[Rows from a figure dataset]
— start —
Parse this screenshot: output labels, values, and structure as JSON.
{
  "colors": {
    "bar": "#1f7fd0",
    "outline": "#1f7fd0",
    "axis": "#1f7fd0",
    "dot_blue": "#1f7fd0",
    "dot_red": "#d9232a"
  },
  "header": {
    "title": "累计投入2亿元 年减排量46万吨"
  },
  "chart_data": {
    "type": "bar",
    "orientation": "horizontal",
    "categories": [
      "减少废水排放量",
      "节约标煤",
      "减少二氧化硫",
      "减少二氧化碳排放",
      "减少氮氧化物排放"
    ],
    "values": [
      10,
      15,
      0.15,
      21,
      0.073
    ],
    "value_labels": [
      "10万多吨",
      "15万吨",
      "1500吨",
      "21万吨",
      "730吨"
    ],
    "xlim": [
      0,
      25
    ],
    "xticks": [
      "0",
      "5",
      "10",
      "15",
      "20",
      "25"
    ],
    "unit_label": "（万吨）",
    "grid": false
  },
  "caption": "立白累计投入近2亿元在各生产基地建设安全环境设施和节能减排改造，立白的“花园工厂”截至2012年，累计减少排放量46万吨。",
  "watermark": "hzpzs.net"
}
— end —
**Exercise requirements:**
Please reproduce the entire listing, exactly as shown.

**Full answer:**
Parse this screenshot: output labels, values, and structure as JSON.
{
  "colors": {
    "bar": "#1f7fd0",
    "outline": "#1f7fd0",
    "axis": "#1f7fd0",
    "dot_blue": "#1f7fd0",
    "dot_red": "#d9232a"
  },
  "header": {
    "title": "累计投入2亿元 年减排量46万吨"
  },
  "chart_data": {
    "type": "bar",
    "orientation": "horizontal",
    "categories": [
      "减少废水排放量",
      "节约标煤",
      "减少二氧化硫",
      "减少二氧化碳排放",
      "减少氮氧化物排放"
    ],
    "values": [
      10,
      15,
      0.15,
      21,
      0.073
    ],
    "value_labels": [
      "10万多吨",
      "15万吨",
      "1500吨",
      "21万吨",
      "730吨"
    ],
    "xlim": [
      0,
      25
    ],
    "xticks": [
      "0",
      "5",
      "10",
      "15",
      "20",
      "25"
    ],
    "unit_label": "（万吨）",
    "grid": false
  },
  "caption": "立白累计投入近2亿元在各生产基地建设安全环境设施和节能减排改造，立白的“花园工厂”截至2012年，累计减少排放量46万吨。",
  "watermark": "hzpzs.net"
}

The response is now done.